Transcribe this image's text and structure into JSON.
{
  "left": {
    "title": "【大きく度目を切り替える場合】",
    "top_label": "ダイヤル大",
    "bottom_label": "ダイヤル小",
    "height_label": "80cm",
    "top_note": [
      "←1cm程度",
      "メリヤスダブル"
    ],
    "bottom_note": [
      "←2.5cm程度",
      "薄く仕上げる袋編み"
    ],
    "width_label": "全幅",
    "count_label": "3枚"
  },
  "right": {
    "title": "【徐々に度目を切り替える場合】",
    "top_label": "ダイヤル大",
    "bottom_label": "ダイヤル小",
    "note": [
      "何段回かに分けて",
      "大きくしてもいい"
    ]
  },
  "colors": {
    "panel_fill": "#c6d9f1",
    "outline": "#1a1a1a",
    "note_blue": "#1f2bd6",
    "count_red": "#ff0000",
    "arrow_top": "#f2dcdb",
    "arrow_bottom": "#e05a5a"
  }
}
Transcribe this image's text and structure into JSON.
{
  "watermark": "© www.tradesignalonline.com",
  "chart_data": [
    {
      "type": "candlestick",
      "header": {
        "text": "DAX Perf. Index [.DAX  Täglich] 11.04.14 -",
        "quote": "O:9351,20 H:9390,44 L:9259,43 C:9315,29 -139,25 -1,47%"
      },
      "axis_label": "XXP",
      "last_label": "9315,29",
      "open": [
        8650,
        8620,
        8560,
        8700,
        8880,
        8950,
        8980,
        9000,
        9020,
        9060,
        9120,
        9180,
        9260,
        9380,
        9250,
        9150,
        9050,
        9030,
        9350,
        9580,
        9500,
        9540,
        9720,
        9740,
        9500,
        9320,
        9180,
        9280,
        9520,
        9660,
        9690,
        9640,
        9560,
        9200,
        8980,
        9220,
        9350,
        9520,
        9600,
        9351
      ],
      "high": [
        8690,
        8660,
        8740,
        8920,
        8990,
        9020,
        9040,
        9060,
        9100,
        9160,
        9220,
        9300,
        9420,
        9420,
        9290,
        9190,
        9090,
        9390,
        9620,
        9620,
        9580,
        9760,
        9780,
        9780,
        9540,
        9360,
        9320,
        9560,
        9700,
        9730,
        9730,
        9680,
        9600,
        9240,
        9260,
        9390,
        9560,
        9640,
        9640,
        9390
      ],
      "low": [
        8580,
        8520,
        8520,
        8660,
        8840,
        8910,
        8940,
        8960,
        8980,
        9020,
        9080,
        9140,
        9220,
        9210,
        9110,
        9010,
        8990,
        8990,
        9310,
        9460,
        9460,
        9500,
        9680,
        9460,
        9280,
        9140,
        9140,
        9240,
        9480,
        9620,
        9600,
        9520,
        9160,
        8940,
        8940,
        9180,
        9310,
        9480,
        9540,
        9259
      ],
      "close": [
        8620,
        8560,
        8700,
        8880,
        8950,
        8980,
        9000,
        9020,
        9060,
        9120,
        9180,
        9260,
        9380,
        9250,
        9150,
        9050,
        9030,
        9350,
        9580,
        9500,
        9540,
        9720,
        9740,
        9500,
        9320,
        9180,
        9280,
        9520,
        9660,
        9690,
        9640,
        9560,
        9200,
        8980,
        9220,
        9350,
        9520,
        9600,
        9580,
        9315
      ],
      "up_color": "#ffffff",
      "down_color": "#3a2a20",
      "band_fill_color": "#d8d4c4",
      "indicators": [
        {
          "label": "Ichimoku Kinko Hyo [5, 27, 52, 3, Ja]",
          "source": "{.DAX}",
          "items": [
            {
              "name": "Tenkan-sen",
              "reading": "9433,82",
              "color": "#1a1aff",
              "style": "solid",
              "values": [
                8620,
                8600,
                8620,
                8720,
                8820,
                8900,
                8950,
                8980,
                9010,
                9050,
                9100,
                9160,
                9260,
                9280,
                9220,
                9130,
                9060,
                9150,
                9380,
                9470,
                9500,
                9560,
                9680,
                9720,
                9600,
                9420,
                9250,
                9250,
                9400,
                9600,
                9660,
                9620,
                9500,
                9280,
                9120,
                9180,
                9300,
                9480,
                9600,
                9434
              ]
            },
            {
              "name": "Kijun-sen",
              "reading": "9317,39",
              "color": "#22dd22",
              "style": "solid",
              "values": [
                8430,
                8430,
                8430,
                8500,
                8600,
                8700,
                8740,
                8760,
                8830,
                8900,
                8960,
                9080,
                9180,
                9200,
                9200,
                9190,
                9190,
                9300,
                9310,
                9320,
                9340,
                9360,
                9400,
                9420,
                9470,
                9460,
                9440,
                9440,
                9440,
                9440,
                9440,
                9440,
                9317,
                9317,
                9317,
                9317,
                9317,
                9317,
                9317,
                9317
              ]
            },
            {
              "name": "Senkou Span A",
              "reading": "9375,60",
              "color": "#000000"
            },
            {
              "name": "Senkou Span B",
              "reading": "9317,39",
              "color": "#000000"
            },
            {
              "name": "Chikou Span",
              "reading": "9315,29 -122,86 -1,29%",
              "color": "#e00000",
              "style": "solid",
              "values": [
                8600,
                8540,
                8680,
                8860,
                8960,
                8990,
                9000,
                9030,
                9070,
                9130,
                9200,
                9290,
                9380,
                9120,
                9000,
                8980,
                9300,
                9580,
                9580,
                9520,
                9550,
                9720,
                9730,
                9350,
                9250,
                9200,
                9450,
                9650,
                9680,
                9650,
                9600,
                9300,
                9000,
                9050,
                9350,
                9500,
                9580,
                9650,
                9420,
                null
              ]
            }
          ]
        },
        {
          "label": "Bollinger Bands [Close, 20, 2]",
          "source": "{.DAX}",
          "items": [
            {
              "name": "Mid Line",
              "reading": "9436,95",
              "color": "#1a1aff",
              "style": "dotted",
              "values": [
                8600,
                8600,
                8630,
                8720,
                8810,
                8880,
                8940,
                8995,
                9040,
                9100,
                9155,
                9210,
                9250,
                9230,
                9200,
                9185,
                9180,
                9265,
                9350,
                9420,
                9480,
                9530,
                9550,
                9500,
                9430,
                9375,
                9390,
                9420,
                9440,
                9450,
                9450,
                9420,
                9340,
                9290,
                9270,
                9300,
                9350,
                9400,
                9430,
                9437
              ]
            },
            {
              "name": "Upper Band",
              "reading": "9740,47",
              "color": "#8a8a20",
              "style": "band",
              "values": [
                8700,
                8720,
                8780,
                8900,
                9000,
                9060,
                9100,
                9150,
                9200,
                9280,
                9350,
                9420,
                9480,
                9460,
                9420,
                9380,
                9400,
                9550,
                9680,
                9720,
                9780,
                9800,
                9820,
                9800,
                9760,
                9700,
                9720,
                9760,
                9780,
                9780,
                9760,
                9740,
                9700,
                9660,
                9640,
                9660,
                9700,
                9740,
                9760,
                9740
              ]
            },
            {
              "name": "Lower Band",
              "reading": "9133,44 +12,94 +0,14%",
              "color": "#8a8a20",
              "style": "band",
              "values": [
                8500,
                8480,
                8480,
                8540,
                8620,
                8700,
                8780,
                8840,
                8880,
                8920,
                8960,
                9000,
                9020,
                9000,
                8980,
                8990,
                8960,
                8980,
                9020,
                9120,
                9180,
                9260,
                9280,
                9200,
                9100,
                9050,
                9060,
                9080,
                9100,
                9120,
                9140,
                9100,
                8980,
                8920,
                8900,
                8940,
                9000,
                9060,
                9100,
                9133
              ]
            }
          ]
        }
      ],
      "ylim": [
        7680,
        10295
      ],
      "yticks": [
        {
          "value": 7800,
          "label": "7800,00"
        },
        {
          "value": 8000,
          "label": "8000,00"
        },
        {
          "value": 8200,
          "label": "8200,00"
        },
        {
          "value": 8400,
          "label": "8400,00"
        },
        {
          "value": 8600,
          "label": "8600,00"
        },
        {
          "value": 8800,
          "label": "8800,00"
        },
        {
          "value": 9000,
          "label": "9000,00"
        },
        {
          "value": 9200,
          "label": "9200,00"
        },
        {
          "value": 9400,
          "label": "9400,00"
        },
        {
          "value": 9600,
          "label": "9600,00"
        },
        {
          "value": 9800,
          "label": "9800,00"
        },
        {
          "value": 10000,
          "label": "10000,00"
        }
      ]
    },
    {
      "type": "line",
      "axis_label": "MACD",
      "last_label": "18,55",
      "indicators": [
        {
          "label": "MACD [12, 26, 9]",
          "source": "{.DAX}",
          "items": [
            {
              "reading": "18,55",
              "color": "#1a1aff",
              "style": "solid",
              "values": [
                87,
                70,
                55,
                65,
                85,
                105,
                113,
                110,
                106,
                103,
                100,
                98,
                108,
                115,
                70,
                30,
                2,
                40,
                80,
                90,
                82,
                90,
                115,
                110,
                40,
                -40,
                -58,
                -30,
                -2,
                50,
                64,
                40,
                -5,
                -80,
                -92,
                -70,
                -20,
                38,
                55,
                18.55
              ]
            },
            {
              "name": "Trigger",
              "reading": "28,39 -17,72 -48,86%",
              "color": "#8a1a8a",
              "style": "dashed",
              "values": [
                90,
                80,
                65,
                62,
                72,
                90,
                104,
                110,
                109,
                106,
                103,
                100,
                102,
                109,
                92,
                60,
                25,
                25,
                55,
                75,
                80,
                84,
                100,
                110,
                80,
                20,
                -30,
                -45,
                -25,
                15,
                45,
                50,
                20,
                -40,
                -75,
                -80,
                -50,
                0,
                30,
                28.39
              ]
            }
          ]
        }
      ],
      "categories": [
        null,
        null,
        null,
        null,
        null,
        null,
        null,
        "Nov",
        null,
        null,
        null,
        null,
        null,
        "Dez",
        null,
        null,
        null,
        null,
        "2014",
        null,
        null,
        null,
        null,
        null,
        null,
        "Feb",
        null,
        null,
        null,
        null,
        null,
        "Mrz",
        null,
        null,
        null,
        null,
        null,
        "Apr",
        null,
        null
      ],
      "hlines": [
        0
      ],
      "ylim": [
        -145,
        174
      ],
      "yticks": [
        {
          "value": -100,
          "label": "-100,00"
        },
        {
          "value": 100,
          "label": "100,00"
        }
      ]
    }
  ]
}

AIM OF THE EXERCISE:
From the data above, copy each line that has the string "title".

WRITTEN RESPONSE:
    "title": "【大きく度目を切り替える場合】",
    "title": "【徐々に度目を切り替える場合】",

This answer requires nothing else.